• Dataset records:
• • • • •

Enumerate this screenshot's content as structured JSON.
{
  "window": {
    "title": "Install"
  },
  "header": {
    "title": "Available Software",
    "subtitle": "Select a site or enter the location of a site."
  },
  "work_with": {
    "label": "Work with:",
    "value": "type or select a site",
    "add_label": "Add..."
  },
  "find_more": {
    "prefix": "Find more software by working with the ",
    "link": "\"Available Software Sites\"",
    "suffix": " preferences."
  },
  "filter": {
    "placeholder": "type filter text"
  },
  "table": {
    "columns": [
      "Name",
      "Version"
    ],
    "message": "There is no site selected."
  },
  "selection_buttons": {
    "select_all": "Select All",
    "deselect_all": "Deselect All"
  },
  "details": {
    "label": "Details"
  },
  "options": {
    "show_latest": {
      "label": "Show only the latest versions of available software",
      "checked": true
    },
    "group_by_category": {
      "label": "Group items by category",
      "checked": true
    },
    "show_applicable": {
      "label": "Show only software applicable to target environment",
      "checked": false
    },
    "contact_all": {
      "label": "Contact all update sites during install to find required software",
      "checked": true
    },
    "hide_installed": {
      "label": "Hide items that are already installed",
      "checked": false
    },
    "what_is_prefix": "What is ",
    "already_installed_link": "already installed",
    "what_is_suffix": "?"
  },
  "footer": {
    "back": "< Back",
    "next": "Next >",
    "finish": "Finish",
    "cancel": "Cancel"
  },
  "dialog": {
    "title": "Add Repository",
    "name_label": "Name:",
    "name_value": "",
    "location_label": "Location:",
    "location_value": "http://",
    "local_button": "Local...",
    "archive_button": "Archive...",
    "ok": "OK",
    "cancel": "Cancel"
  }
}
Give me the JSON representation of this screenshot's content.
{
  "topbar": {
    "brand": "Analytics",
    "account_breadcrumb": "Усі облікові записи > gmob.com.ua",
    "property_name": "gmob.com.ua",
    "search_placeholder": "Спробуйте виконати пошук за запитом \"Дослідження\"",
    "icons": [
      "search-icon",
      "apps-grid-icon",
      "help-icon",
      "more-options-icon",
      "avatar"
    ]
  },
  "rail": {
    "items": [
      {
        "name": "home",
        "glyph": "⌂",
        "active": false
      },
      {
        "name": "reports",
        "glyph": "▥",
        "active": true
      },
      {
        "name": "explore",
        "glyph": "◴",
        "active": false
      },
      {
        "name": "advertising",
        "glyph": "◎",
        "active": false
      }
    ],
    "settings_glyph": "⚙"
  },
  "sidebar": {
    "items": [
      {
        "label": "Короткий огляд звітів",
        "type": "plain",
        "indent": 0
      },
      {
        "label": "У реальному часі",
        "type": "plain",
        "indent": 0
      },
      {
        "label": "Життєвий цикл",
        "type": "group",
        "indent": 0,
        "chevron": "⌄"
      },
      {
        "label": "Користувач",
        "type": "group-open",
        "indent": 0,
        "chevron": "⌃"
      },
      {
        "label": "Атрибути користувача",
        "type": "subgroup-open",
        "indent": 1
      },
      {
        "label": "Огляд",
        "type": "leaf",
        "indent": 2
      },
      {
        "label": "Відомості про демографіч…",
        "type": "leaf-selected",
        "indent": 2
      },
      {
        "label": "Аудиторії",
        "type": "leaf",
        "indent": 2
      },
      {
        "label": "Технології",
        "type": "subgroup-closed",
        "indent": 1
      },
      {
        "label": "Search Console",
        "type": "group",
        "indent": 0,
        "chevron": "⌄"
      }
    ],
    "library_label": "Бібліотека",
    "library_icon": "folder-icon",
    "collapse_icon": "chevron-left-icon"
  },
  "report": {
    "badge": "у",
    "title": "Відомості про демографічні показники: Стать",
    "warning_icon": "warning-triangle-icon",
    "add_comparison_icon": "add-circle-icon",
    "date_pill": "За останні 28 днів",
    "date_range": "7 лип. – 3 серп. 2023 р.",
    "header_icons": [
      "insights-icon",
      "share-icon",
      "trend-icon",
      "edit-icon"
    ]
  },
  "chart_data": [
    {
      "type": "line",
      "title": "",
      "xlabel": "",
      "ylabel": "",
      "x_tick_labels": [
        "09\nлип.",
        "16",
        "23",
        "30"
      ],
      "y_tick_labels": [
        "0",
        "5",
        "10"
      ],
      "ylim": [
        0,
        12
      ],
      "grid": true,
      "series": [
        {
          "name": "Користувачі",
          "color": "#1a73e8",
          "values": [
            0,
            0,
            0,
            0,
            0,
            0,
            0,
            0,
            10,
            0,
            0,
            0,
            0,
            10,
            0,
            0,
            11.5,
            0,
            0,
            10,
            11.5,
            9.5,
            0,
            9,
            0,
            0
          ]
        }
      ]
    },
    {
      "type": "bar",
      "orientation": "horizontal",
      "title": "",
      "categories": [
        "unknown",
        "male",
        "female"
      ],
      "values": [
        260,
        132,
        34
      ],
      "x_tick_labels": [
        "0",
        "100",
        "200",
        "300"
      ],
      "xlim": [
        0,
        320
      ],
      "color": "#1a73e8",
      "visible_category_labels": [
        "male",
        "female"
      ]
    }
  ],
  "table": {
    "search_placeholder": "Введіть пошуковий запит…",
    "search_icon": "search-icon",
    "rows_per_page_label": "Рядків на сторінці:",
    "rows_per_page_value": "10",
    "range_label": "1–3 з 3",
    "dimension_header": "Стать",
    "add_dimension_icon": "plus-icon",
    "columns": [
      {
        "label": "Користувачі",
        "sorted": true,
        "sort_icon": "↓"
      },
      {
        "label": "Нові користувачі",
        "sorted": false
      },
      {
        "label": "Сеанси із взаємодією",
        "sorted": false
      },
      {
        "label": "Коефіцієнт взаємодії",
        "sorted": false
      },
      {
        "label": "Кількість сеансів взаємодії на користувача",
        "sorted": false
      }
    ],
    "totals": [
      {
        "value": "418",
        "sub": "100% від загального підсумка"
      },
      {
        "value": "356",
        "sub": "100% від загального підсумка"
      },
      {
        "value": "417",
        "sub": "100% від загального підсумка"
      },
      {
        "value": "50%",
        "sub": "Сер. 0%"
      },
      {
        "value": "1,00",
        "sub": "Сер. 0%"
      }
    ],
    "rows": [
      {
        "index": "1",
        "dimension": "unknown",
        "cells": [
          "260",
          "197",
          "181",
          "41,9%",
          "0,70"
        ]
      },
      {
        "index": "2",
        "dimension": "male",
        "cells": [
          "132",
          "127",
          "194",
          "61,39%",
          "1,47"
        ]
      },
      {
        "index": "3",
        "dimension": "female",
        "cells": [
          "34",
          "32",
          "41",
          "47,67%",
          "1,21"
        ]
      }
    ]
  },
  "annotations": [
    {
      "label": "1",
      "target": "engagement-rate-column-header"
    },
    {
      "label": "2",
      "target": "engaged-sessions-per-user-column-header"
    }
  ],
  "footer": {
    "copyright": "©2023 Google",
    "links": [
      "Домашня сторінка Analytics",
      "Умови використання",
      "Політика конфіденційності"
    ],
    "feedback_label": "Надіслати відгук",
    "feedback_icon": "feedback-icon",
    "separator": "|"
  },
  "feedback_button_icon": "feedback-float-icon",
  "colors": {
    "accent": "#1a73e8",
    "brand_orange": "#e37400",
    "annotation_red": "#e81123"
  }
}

• • • • •

• INSTRUCTIONS TO FOLLOW: From the records above, pull out every line containing the word "items".

• ANSWER TO THE TASK:
      "label": "Group items by category",
      "label": "Hide items that are already installed",
    "items": [
    "items": [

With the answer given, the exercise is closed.